[Exercise description]: Output all lines exactly, with nothing added or dropped.

* START The records *

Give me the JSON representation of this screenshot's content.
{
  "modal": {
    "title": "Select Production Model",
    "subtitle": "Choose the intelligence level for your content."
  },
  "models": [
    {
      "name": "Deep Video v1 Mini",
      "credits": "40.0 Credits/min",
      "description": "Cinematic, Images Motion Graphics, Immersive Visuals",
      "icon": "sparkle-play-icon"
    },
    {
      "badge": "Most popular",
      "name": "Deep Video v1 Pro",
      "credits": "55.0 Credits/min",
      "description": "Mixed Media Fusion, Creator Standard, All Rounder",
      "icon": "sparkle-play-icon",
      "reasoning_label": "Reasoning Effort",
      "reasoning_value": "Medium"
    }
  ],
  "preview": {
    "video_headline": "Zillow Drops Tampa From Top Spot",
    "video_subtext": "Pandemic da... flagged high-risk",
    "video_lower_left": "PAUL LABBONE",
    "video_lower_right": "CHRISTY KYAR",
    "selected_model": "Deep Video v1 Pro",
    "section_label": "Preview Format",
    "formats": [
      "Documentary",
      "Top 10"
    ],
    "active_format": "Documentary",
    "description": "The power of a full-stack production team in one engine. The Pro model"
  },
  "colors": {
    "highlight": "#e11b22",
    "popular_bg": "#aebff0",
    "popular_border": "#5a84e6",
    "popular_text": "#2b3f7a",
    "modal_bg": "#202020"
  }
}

* END The records *

[Complete response]:
Give me the JSON representation of this screenshot's content.
{
  "modal": {
    "title": "Select Production Model",
    "subtitle": "Choose the intelligence level for your content."
  },
  "models": [
    {
      "name": "Deep Video v1 Mini",
      "credits": "40.0 Credits/min",
      "description": "Cinematic, Images Motion Graphics, Immersive Visuals",
      "icon": "sparkle-play-icon"
    },
    {
      "badge": "Most popular",
      "name": "Deep Video v1 Pro",
      "credits": "55.0 Credits/min",
      "description": "Mixed Media Fusion, Creator Standard, All Rounder",
      "icon": "sparkle-play-icon",
      "reasoning_label": "Reasoning Effort",
      "reasoning_value": "Medium"
    }
  ],
  "preview": {
    "video_headline": "Zillow Drops Tampa From Top Spot",
    "video_subtext": "Pandemic da... flagged high-risk",
    "video_lower_left": "PAUL LABBONE",
    "video_lower_right": "CHRISTY KYAR",
    "selected_model": "Deep Video v1 Pro",
    "section_label": "Preview Format",
    "formats": [
      "Documentary",
      "Top 10"
    ],
    "active_format": "Documentary",
    "description": "The power of a full-stack production team in one engine. The Pro model"
  },
  "colors": {
    "highlight": "#e11b22",
    "popular_bg": "#aebff0",
    "popular_border": "#5a84e6",
    "popular_text": "#2b3f7a",
    "modal_bg": "#202020"
  }
}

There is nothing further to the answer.